··· Supplied data ···
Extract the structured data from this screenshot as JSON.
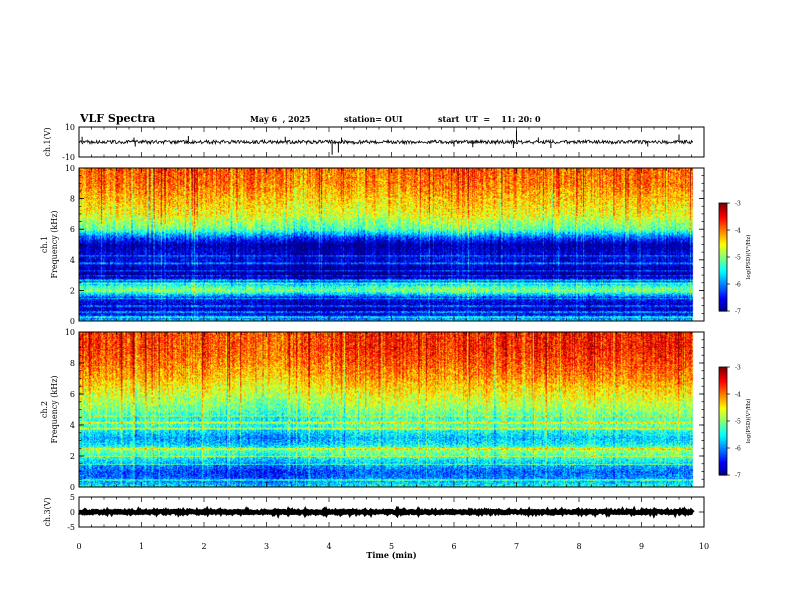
{
  "header": {
    "title": "VLF Spectra",
    "date": "May 6  , 2025",
    "station": "station= OUI",
    "start_ut": "start  UT  =    11: 20: 0"
  },
  "chart_data": [
    {
      "type": "line",
      "name": "ch1-waveform",
      "ylabel": "ch.1(V)",
      "ylim": [
        -10,
        10
      ],
      "yticks": [
        "10",
        "-10"
      ],
      "xlim": [
        0,
        10
      ],
      "data_end_min": 9.82,
      "baseline": 0,
      "noise_amplitude": 1.2,
      "spikes": [
        {
          "x": 0.05,
          "y": 3.5
        },
        {
          "x": 0.9,
          "y": -3
        },
        {
          "x": 0.88,
          "y": 3
        },
        {
          "x": 1.75,
          "y": 4
        },
        {
          "x": 3.3,
          "y": 3.5
        },
        {
          "x": 4.05,
          "y": -8.5
        },
        {
          "x": 4.15,
          "y": -7
        },
        {
          "x": 4.2,
          "y": 3
        },
        {
          "x": 6.0,
          "y": -3
        },
        {
          "x": 6.3,
          "y": -3.5
        },
        {
          "x": 6.95,
          "y": -4
        },
        {
          "x": 7.0,
          "y": 7.5
        },
        {
          "x": 7.35,
          "y": 3
        },
        {
          "x": 7.55,
          "y": -4
        },
        {
          "x": 9.1,
          "y": -3
        },
        {
          "x": 9.6,
          "y": 5
        }
      ]
    },
    {
      "type": "heatmap",
      "name": "ch1-spectrogram",
      "ylabel": "ch.1",
      "ylabel2": "Frequency (kHz)",
      "ylim": [
        0,
        10
      ],
      "yticks": [
        "0",
        "2",
        "4",
        "6",
        "8",
        "10"
      ],
      "xlim": [
        0,
        10
      ],
      "data_end_min": 9.82,
      "colorbar": {
        "label": "log(PSD)(V²/Hz)",
        "min": -7,
        "max": -3,
        "ticks": [
          "-3",
          "-4",
          "-5",
          "-6",
          "-7"
        ]
      },
      "band_profile": [
        [
          0.0,
          -5.6
        ],
        [
          0.5,
          -6.6
        ],
        [
          1.0,
          -6.8
        ],
        [
          1.5,
          -6.5
        ],
        [
          2.0,
          -5.0
        ],
        [
          2.3,
          -5.3
        ],
        [
          2.6,
          -6.3
        ],
        [
          3.0,
          -6.9
        ],
        [
          3.5,
          -6.8
        ],
        [
          4.0,
          -6.6
        ],
        [
          4.5,
          -6.7
        ],
        [
          5.0,
          -6.9
        ],
        [
          5.5,
          -6.2
        ],
        [
          6.0,
          -5.2
        ],
        [
          7.0,
          -4.6
        ],
        [
          8.0,
          -4.3
        ],
        [
          9.0,
          -4.0
        ],
        [
          10.0,
          -3.9
        ]
      ],
      "line_freqs_khz": [
        0.3,
        0.6,
        1.0,
        1.5,
        2.5,
        2.7,
        3.0,
        3.3,
        3.8,
        4.3
      ],
      "intensity_vs_time": [
        [
          0,
          0.0
        ],
        [
          2,
          0.1
        ],
        [
          4,
          -0.2
        ],
        [
          6,
          0.1
        ],
        [
          8,
          0.0
        ],
        [
          10,
          0.0
        ]
      ]
    },
    {
      "type": "heatmap",
      "name": "ch2-spectrogram",
      "ylabel": "ch.2",
      "ylabel2": "Frequency (kHz)",
      "ylim": [
        0,
        10
      ],
      "yticks": [
        "0",
        "2",
        "4",
        "6",
        "8",
        "10"
      ],
      "xlim": [
        0,
        10
      ],
      "data_end_min": 9.82,
      "colorbar": {
        "label": "log(PSD)(V²/Hz)",
        "min": -7,
        "max": -3,
        "ticks": [
          "-3",
          "-4",
          "-5",
          "-6",
          "-7"
        ]
      },
      "band_profile": [
        [
          0.0,
          -5.4
        ],
        [
          0.5,
          -6.0
        ],
        [
          1.0,
          -6.2
        ],
        [
          1.5,
          -5.8
        ],
        [
          2.0,
          -5.3
        ],
        [
          2.4,
          -5.0
        ],
        [
          2.8,
          -5.6
        ],
        [
          3.2,
          -5.8
        ],
        [
          3.6,
          -5.5
        ],
        [
          4.0,
          -5.2
        ],
        [
          4.5,
          -5.3
        ],
        [
          5.0,
          -5.0
        ],
        [
          6.0,
          -4.6
        ],
        [
          7.0,
          -4.2
        ],
        [
          8.0,
          -3.9
        ],
        [
          9.0,
          -3.7
        ],
        [
          10.0,
          -3.7
        ]
      ],
      "line_freqs_khz": [
        0.5,
        1.5,
        2.0,
        2.5,
        3.8,
        4.2,
        4.6
      ],
      "intensity_vs_time": [
        [
          0,
          0.0
        ],
        [
          2,
          -0.1
        ],
        [
          3,
          -0.3
        ],
        [
          4.5,
          0.1
        ],
        [
          6,
          0.05
        ],
        [
          8,
          0.1
        ],
        [
          10,
          0.1
        ]
      ]
    },
    {
      "type": "line",
      "name": "ch3-waveform",
      "ylabel": "ch.3(V)",
      "ylim": [
        -5,
        5
      ],
      "yticks": [
        "5",
        "0",
        "-5"
      ],
      "xlim": [
        0,
        10
      ],
      "data_end_min": 9.82,
      "baseline": 0,
      "noise_amplitude": 0.3,
      "spikes": []
    }
  ],
  "x_axis": {
    "label": "Time  (min)",
    "ticks": [
      "0",
      "1",
      "2",
      "3",
      "4",
      "5",
      "6",
      "7",
      "8",
      "9",
      "10"
    ]
  }
}
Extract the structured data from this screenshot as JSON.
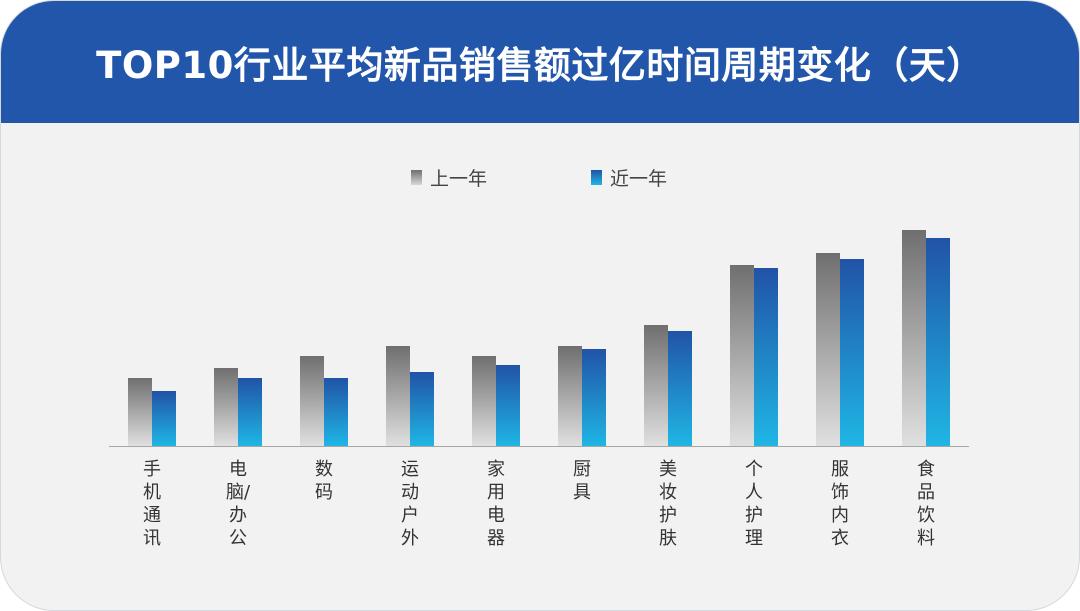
{
  "title": "TOP10行业平均新品销售额过亿时间周期变化（天）",
  "colors": {
    "banner": "#2256aa",
    "background": "#f2f2f2",
    "prev_top": "#6f6f6f",
    "prev_bottom": "#e0e0e0",
    "recent_top": "#2153a6",
    "recent_bottom": "#1fb6e4"
  },
  "chart_data": {
    "type": "bar",
    "title": "TOP10行业平均新品销售额过亿时间周期变化（天）",
    "categories": [
      "手机通讯",
      "电脑/办公",
      "数码",
      "运动户外",
      "家用电器",
      "厨具",
      "美妆护肤",
      "个人护理",
      "服饰内衣",
      "食品饮料"
    ],
    "series": [
      {
        "name": "上一年",
        "values": [
          68,
          78,
          90,
          100,
          90,
          100,
          121,
          181,
          193,
          216
        ]
      },
      {
        "name": "近一年",
        "values": [
          55,
          68,
          68,
          74,
          81,
          97,
          115,
          178,
          187,
          208
        ]
      }
    ],
    "ylim": [
      0,
      216
    ],
    "grid": false,
    "legend": "top-center",
    "xlabel": "",
    "ylabel": ""
  }
}
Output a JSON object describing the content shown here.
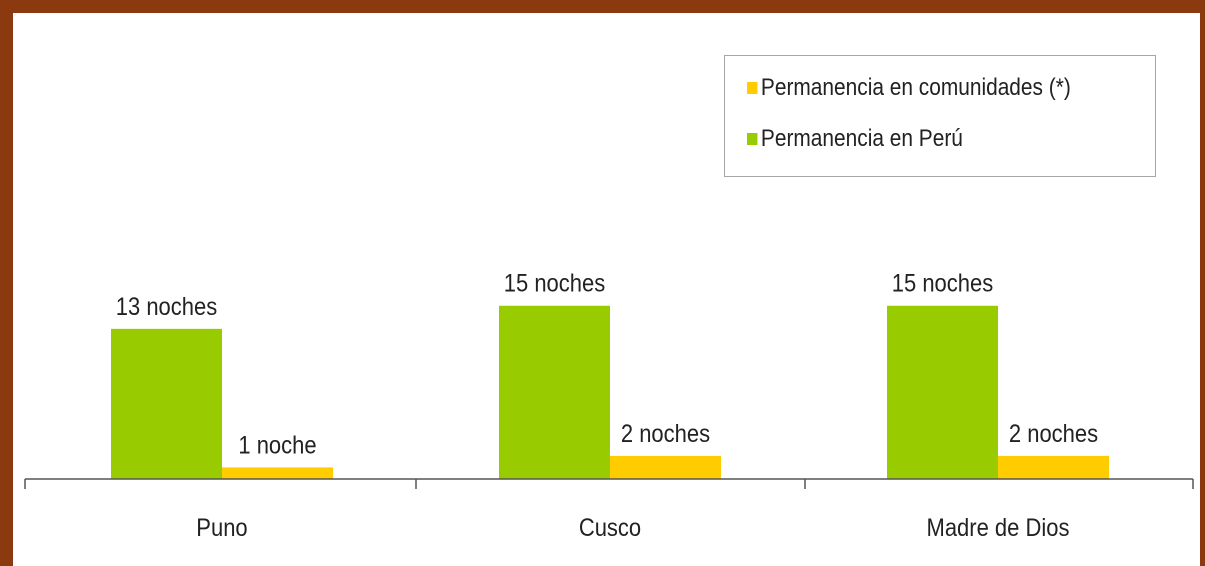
···
» **Your goal**
Leave out all pictures, then copy the remaining material exactly.

» **Answer to the task**
Extract the structured data from this screenshot as JSON.
{
  "header": {
    "title": "VLF Spectra",
    "date": "May 6  , 2025",
    "station": "station= OUI",
    "start_ut": "start  UT  =    11: 20: 0"
  },
  "chart_data": [
    {
      "type": "line",
      "name": "ch1-waveform",
      "ylabel": "ch.1(V)",
      "ylim": [
        -10,
        10
      ],
      "yticks": [
        "10",
        "-10"
      ],
      "xlim": [
        0,
        10
      ],
      "data_end_min": 9.82,
      "baseline": 0,
      "noise_amplitude": 1.2,
      "spikes": [
        {
          "x": 0.05,
          "y": 3.5
        },
        {
          "x": 0.9,
          "y": -3
        },
        {
          "x": 0.88,
          "y": 3
        },
        {
          "x": 1.75,
          "y": 4
        },
        {
          "x": 3.3,
          "y": 3.5
        },
        {
          "x": 4.05,
          "y": -8.5
        },
        {
          "x": 4.15,
          "y": -7
        },
        {
          "x": 4.2,
          "y": 3
        },
        {
          "x": 6.0,
          "y": -3
        },
        {
          "x": 6.3,
          "y": -3.5
        },
        {
          "x": 6.95,
          "y": -4
        },
        {
          "x": 7.0,
          "y": 7.5
        },
        {
          "x": 7.35,
          "y": 3
        },
        {
          "x": 7.55,
          "y": -4
        },
        {
          "x": 9.1,
          "y": -3
        },
        {
          "x": 9.6,
          "y": 5
        }
      ]
    },
    {
      "type": "heatmap",
      "name": "ch1-spectrogram",
      "ylabel": "ch.1",
      "ylabel2": "Frequency (kHz)",
      "ylim": [
        0,
        10
      ],
      "yticks": [
        "0",
        "2",
        "4",
        "6",
        "8",
        "10"
      ],
      "xlim": [
        0,
        10
      ],
      "data_end_min": 9.82,
      "colorbar": {
        "label": "log(PSD)(V²/Hz)",
        "min": -7,
        "max": -3,
        "ticks": [
          "-3",
          "-4",
          "-5",
          "-6",
          "-7"
        ]
      },
      "band_profile": [
        [
          0.0,
          -5.6
        ],
        [
          0.5,
          -6.6
        ],
        [
          1.0,
          -6.8
        ],
        [
          1.5,
          -6.5
        ],
        [
          2.0,
          -5.0
        ],
        [
          2.3,
          -5.3
        ],
        [
          2.6,
          -6.3
        ],
        [
          3.0,
          -6.9
        ],
        [
          3.5,
          -6.8
        ],
        [
          4.0,
          -6.6
        ],
        [
          4.5,
          -6.7
        ],
        [
          5.0,
          -6.9
        ],
        [
          5.5,
          -6.2
        ],
        [
          6.0,
          -5.2
        ],
        [
          7.0,
          -4.6
        ],
        [
          8.0,
          -4.3
        ],
        [
          9.0,
          -4.0
        ],
        [
          10.0,
          -3.9
        ]
      ],
      "line_freqs_khz": [
        0.3,
        0.6,
        1.0,
        1.5,
        2.5,
        2.7,
        3.0,
        3.3,
        3.8,
        4.3
      ],
      "intensity_vs_time": [
        [
          0,
          0.0
        ],
        [
          2,
          0.1
        ],
        [
          4,
          -0.2
        ],
        [
          6,
          0.1
        ],
        [
          8,
          0.0
        ],
        [
          10,
          0.0
        ]
      ]
    },
    {
      "type": "heatmap",
      "name": "ch2-spectrogram",
      "ylabel": "ch.2",
      "ylabel2": "Frequency (kHz)",
      "ylim": [
        0,
        10
      ],
      "yticks": [
        "0",
        "2",
        "4",
        "6",
        "8",
        "10"
      ],
      "xlim": [
        0,
        10
      ],
      "data_end_min": 9.82,
      "colorbar": {
        "label": "log(PSD)(V²/Hz)",
        "min": -7,
        "max": -3,
        "ticks": [
          "-3",
          "-4",
          "-5",
          "-6",
          "-7"
        ]
      },
      "band_profile": [
        [
          0.0,
          -5.4
        ],
        [
          0.5,
          -6.0
        ],
        [
          1.0,
          -6.2
        ],
        [
          1.5,
          -5.8
        ],
        [
          2.0,
          -5.3
        ],
        [
          2.4,
          -5.0
        ],
        [
          2.8,
          -5.6
        ],
        [
          3.2,
          -5.8
        ],
        [
          3.6,
          -5.5
        ],
        [
          4.0,
          -5.2
        ],
        [
          4.5,
          -5.3
        ],
        [
          5.0,
          -5.0
        ],
        [
          6.0,
          -4.6
        ],
        [
          7.0,
          -4.2
        ],
        [
          8.0,
          -3.9
        ],
        [
          9.0,
          -3.7
        ],
        [
          10.0,
          -3.7
        ]
      ],
      "line_freqs_khz": [
        0.5,
        1.5,
        2.0,
        2.5,
        3.8,
        4.2,
        4.6
      ],
      "intensity_vs_time": [
        [
          0,
          0.0
        ],
        [
          2,
          -0.1
        ],
        [
          3,
          -0.3
        ],
        [
          4.5,
          0.1
        ],
        [
          6,
          0.05
        ],
        [
          8,
          0.1
        ],
        [
          10,
          0.1
        ]
      ]
    },
    {
      "type": "line",
      "name": "ch3-waveform",
      "ylabel": "ch.3(V)",
      "ylim": [
        -5,
        5
      ],
      "yticks": [
        "5",
        "0",
        "-5"
      ],
      "xlim": [
        0,
        10
      ],
      "data_end_min": 9.82,
      "baseline": 0,
      "noise_amplitude": 0.3,
      "spikes": []
    }
  ],
  "x_axis": {
    "label": "Time  (min)",
    "ticks": [
      "0",
      "1",
      "2",
      "3",
      "4",
      "5",
      "6",
      "7",
      "8",
      "9",
      "10"
    ]
  }
}
Extract the structured data from this screenshot as JSON.
{
  "title": "TOP10行业平均新品销售额过亿时间周期变化（天）",
  "colors": {
    "banner": "#2256aa",
    "background": "#f2f2f2",
    "prev_top": "#6f6f6f",
    "prev_bottom": "#e0e0e0",
    "recent_top": "#2153a6",
    "recent_bottom": "#1fb6e4"
  },
  "chart_data": {
    "type": "bar",
    "title": "TOP10行业平均新品销售额过亿时间周期变化（天）",
    "categories": [
      "手机通讯",
      "电脑/办公",
      "数码",
      "运动户外",
      "家用电器",
      "厨具",
      "美妆护肤",
      "个人护理",
      "服饰内衣",
      "食品饮料"
    ],
    "series": [
      {
        "name": "上一年",
        "values": [
          68,
          78,
          90,
          100,
          90,
          100,
          121,
          181,
          193,
          216
        ]
      },
      {
        "name": "近一年",
        "values": [
          55,
          68,
          68,
          74,
          81,
          97,
          115,
          178,
          187,
          208
        ]
      }
    ],
    "ylim": [
      0,
      216
    ],
    "grid": false,
    "legend": "top-center",
    "xlabel": "",
    "ylabel": ""
  }
}
Output a JSON object describing the content shown here.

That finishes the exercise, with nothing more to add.